Task statement:
Every entry below must appear again, exactly as written.

Extracted data:
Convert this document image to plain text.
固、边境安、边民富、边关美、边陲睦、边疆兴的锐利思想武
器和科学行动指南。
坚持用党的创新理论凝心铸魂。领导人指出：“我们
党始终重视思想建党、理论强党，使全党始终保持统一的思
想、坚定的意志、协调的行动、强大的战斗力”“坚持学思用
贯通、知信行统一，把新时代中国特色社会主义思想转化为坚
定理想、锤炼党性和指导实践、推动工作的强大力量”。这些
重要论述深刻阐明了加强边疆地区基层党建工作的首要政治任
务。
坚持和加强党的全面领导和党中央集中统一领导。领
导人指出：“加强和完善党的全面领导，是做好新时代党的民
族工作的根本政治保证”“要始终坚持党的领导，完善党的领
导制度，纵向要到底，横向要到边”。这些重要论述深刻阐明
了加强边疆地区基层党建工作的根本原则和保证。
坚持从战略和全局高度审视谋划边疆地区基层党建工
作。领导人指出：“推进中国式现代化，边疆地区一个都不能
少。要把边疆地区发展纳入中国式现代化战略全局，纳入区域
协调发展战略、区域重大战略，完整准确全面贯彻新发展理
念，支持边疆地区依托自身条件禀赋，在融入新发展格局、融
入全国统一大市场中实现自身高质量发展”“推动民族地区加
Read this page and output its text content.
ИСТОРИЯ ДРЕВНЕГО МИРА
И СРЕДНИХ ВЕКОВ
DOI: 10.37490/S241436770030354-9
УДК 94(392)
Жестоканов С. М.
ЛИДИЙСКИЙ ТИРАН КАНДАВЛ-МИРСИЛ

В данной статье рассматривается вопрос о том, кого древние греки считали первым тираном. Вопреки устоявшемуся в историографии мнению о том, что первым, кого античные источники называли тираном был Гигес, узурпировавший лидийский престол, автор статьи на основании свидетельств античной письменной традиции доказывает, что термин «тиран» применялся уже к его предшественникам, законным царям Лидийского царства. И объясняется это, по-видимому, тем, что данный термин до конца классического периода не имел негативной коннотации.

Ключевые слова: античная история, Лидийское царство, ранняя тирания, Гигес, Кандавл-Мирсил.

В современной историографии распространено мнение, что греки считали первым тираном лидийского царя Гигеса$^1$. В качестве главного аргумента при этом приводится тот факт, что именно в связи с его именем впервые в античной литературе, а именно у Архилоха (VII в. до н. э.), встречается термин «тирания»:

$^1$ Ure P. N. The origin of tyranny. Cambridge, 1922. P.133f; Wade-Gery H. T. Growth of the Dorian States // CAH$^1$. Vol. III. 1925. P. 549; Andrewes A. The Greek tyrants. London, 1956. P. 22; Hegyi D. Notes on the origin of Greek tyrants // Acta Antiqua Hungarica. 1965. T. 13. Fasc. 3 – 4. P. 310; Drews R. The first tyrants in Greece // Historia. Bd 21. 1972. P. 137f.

Task output:
Convert this document image to plain text.
固、边境安、边民富、边关美、边陲睦、边疆兴的锐利思想武
器和科学行动指南。
坚持用党的创新理论凝心铸魂。领导人指出：“我们
党始终重视思想建党、理论强党，使全党始终保持统一的思
想、坚定的意志、协调的行动、强大的战斗力”“坚持学思用
贯通、知信行统一，把新时代中国特色社会主义思想转化为坚
定理想、锤炼党性和指导实践、推动工作的强大力量”。这些
重要论述深刻阐明了加强边疆地区基层党建工作的首要政治任
务。
坚持和加强党的全面领导和党中央集中统一领导。领
导人指出：“加强和完善党的全面领导，是做好新时代党的民
族工作的根本政治保证”“要始终坚持党的领导，完善党的领
导制度，纵向要到底，横向要到边”。这些重要论述深刻阐明
了加强边疆地区基层党建工作的根本原则和保证。
坚持从战略和全局高度审视谋划边疆地区基层党建工
作。领导人指出：“推进中国式现代化，边疆地区一个都不能
少。要把边疆地区发展纳入中国式现代化战略全局，纳入区域
协调发展战略、区域重大战略，完整准确全面贯彻新发展理
念，支持边疆地区依托自身条件禀赋，在融入新发展格局、融
入全国统一大市场中实现自身高质量发展”“推动民族地区加
Read this page and output its text content.
ИСТОРИЯ ДРЕВНЕГО МИРА
И СРЕДНИХ ВЕКОВ
DOI: 10.37490/S241436770030354-9
УДК 94(392)
Жестоканов С. М.
ЛИДИЙСКИЙ ТИРАН КАНДАВЛ-МИРСИЛ

В данной статье рассматривается вопрос о том, кого древние греки считали первым тираном. Вопреки устоявшемуся в историографии мнению о том, что первым, кого античные источники называли тираном был Гигес, узурпировавший лидийский престол, автор статьи на основании свидетельств античной письменной традиции доказывает, что термин «тиран» применялся уже к его предшественникам, законным царям Лидийского царства. И объясняется это, по-видимому, тем, что данный термин до конца классического периода не имел негативной коннотации.

Ключевые слова: античная история, Лидийское царство, ранняя тирания, Гигес, Кандавл-Мирсил.

В современной историографии распространено мнение, что греки считали первым тираном лидийского царя Гигеса$^1$. В качестве главного аргумента при этом приводится тот факт, что именно в связи с его именем впервые в античной литературе, а именно у Архилоха (VII в. до н. э.), встречается термин «тирания»:

$^1$ Ure P. N. The origin of tyranny. Cambridge, 1922. P.133f; Wade-Gery H. T. Growth of the Dorian States // CAH$^1$. Vol. III. 1925. P. 549; Andrewes A. The Greek tyrants. London, 1956. P. 22; Hegyi D. Notes on the origin of Greek tyrants // Acta Antiqua Hungarica. 1965. T. 13. Fasc. 3 – 4. P. 310; Drews R. The first tyrants in Greece // Historia. Bd 21. 1972. P. 137f.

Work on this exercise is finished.